***** Records to process

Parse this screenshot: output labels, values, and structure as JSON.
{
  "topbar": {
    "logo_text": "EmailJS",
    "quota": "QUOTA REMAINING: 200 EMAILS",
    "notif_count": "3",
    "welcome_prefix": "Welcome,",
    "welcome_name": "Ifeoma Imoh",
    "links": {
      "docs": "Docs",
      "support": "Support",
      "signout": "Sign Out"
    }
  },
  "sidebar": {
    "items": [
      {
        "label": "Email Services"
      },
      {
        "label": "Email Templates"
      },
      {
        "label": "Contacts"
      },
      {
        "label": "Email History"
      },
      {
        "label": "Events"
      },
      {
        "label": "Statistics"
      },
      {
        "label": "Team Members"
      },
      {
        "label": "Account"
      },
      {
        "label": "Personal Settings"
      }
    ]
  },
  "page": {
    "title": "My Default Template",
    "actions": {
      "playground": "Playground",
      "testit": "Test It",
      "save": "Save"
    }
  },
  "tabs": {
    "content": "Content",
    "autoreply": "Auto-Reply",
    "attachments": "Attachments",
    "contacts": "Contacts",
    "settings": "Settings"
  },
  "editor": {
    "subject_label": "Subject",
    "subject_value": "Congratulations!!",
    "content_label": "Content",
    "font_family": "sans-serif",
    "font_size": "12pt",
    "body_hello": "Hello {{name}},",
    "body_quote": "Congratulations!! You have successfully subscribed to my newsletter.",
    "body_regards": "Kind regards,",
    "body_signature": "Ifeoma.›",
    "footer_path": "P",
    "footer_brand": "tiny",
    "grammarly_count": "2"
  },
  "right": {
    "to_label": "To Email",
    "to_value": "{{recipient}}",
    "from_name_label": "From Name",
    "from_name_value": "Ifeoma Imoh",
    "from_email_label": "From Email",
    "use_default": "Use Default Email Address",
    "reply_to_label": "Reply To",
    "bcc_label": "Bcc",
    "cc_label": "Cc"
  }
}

**********

§ Task to carry out: Go through the material above and copy each line that has the word "Reply".

§ Completed exercise:
    "autoreply": "Auto-Reply",
    "reply_to_label": "Reply To",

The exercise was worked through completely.